▶ Provided data:
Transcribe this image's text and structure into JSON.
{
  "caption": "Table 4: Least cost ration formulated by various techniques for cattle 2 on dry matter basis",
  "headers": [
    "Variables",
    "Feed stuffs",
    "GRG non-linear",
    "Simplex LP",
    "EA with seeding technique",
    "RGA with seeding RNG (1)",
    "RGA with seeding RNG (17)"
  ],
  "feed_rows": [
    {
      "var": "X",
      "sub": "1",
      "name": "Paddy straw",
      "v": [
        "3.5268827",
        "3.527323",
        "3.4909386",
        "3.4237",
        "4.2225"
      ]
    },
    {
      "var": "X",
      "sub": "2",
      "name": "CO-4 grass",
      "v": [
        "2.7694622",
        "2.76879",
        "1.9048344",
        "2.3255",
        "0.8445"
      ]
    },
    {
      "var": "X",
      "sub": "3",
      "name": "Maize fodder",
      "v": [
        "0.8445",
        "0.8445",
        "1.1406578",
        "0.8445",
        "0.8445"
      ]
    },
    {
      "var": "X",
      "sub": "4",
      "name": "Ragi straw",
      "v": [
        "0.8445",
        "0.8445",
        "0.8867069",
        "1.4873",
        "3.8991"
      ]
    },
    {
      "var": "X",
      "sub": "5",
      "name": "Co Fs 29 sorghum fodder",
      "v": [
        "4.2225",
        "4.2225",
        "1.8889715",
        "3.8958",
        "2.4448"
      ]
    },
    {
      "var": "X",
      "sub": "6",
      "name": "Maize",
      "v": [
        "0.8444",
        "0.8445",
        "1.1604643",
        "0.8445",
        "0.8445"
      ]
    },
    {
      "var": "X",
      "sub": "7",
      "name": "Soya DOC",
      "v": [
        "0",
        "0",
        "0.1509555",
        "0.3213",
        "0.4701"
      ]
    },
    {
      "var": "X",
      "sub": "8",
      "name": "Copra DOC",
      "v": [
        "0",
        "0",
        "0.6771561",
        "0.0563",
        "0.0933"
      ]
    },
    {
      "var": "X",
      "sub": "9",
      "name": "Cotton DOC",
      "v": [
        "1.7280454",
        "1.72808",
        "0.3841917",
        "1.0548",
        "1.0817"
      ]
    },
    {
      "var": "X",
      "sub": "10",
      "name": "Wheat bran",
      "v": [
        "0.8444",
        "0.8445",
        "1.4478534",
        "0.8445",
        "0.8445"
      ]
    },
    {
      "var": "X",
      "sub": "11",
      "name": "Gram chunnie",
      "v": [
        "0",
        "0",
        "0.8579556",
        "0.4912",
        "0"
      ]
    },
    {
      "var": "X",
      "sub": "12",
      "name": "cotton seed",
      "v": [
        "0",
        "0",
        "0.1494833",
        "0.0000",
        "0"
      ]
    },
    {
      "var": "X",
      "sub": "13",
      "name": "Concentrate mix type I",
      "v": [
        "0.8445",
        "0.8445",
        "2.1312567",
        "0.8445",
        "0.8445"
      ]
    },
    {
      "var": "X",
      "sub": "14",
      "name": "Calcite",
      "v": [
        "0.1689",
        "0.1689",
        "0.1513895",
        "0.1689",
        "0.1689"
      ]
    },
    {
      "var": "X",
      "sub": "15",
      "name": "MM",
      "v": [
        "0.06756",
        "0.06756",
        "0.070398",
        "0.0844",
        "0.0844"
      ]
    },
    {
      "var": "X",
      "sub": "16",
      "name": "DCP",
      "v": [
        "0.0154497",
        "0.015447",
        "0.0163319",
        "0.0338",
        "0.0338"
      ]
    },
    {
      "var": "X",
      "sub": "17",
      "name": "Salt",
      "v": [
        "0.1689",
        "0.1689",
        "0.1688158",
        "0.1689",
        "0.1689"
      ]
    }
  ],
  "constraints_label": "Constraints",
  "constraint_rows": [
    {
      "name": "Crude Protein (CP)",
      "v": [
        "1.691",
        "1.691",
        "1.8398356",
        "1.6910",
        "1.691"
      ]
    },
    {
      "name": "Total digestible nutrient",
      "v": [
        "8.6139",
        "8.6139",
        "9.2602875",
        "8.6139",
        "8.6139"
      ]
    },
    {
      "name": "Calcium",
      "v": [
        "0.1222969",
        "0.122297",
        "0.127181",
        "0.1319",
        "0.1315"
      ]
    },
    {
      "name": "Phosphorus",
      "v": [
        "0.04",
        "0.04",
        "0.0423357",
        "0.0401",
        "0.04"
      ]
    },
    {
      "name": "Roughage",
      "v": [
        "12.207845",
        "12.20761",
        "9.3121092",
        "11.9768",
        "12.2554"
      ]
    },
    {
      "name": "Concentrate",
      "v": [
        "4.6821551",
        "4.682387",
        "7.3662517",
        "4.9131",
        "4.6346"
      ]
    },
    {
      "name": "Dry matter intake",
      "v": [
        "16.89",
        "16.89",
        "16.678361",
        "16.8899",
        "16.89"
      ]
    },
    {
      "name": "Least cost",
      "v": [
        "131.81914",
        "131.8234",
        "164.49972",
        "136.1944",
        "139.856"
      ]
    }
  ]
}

▶ What needs to be done:
Count of lines with "Least": please work it out for the entries above and give the number by itself.

▶ Solution to this exercise:
2